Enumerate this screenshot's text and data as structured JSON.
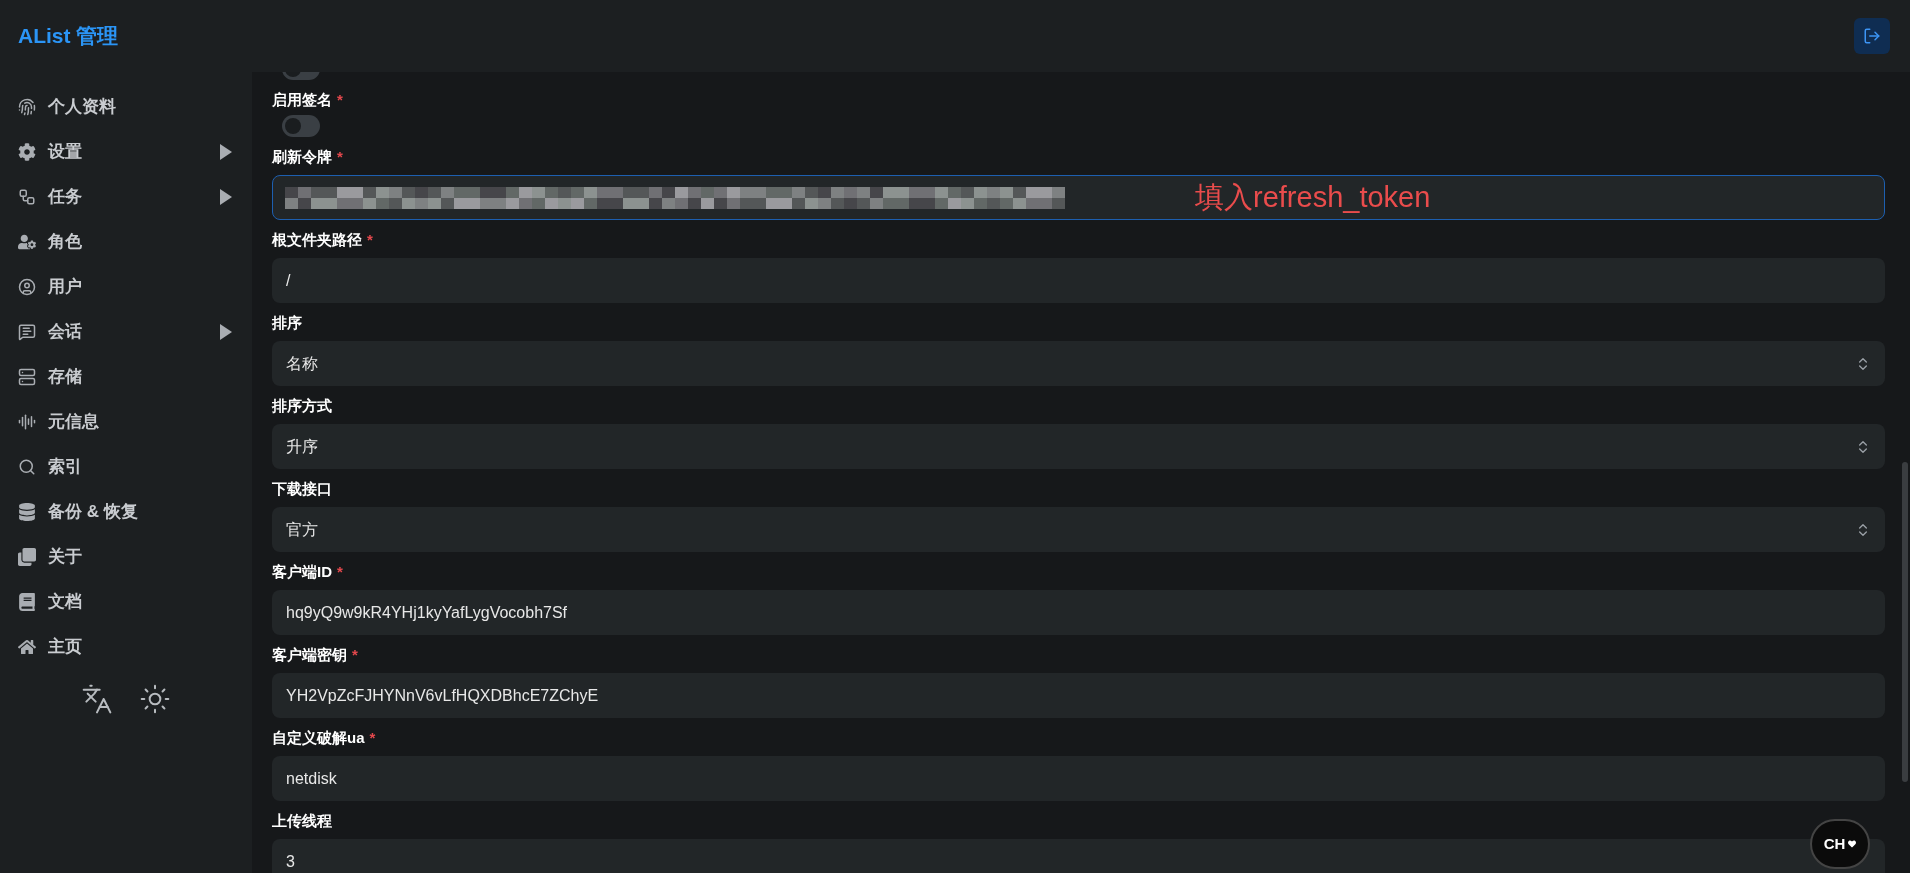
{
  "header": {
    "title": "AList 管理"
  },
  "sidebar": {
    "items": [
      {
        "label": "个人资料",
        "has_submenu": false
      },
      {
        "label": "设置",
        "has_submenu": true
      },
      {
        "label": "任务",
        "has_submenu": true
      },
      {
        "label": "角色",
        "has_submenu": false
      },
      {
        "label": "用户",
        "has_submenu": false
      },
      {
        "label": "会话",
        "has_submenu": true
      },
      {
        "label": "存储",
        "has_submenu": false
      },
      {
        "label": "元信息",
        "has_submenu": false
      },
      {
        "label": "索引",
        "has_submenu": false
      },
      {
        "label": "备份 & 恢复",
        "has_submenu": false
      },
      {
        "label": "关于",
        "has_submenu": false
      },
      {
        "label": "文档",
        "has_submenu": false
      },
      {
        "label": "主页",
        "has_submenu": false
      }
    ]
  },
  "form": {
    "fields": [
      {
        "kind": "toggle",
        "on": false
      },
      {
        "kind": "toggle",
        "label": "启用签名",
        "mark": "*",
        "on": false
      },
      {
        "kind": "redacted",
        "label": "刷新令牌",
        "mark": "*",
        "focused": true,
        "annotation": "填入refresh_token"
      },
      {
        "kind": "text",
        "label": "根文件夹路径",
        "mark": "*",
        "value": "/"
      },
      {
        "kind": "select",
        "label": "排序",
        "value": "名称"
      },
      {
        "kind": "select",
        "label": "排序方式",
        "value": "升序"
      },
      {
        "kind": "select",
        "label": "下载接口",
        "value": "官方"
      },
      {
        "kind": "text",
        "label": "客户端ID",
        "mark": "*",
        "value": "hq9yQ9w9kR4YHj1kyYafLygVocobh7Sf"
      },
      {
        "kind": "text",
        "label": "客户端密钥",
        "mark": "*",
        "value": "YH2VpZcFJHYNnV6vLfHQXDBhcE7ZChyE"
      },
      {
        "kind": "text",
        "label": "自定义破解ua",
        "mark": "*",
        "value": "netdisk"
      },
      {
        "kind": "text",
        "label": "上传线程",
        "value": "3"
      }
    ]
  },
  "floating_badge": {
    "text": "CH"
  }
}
****************************************
# [Problem description]
Return the material word for word. Pictures are not part of the copy.

# [Solution]
Enumerate this screenshot's text and data as structured JSON.
{
  "header": {
    "title": "AList 管理"
  },
  "sidebar": {
    "items": [
      {
        "label": "个人资料",
        "has_submenu": false
      },
      {
        "label": "设置",
        "has_submenu": true
      },
      {
        "label": "任务",
        "has_submenu": true
      },
      {
        "label": "角色",
        "has_submenu": false
      },
      {
        "label": "用户",
        "has_submenu": false
      },
      {
        "label": "会话",
        "has_submenu": true
      },
      {
        "label": "存储",
        "has_submenu": false
      },
      {
        "label": "元信息",
        "has_submenu": false
      },
      {
        "label": "索引",
        "has_submenu": false
      },
      {
        "label": "备份 & 恢复",
        "has_submenu": false
      },
      {
        "label": "关于",
        "has_submenu": false
      },
      {
        "label": "文档",
        "has_submenu": false
      },
      {
        "label": "主页",
        "has_submenu": false
      }
    ]
  },
  "form": {
    "fields": [
      {
        "kind": "toggle",
        "on": false
      },
      {
        "kind": "toggle",
        "label": "启用签名",
        "mark": "*",
        "on": false
      },
      {
        "kind": "redacted",
        "label": "刷新令牌",
        "mark": "*",
        "focused": true,
        "annotation": "填入refresh_token"
      },
      {
        "kind": "text",
        "label": "根文件夹路径",
        "mark": "*",
        "value": "/"
      },
      {
        "kind": "select",
        "label": "排序",
        "value": "名称"
      },
      {
        "kind": "select",
        "label": "排序方式",
        "value": "升序"
      },
      {
        "kind": "select",
        "label": "下载接口",
        "value": "官方"
      },
      {
        "kind": "text",
        "label": "客户端ID",
        "mark": "*",
        "value": "hq9yQ9w9kR4YHj1kyYafLygVocobh7Sf"
      },
      {
        "kind": "text",
        "label": "客户端密钥",
        "mark": "*",
        "value": "YH2VpZcFJHYNnV6vLfHQXDBhcE7ZChyE"
      },
      {
        "kind": "text",
        "label": "自定义破解ua",
        "mark": "*",
        "value": "netdisk"
      },
      {
        "kind": "text",
        "label": "上传线程",
        "value": "3"
      }
    ]
  },
  "floating_badge": {
    "text": "CH"
  }
}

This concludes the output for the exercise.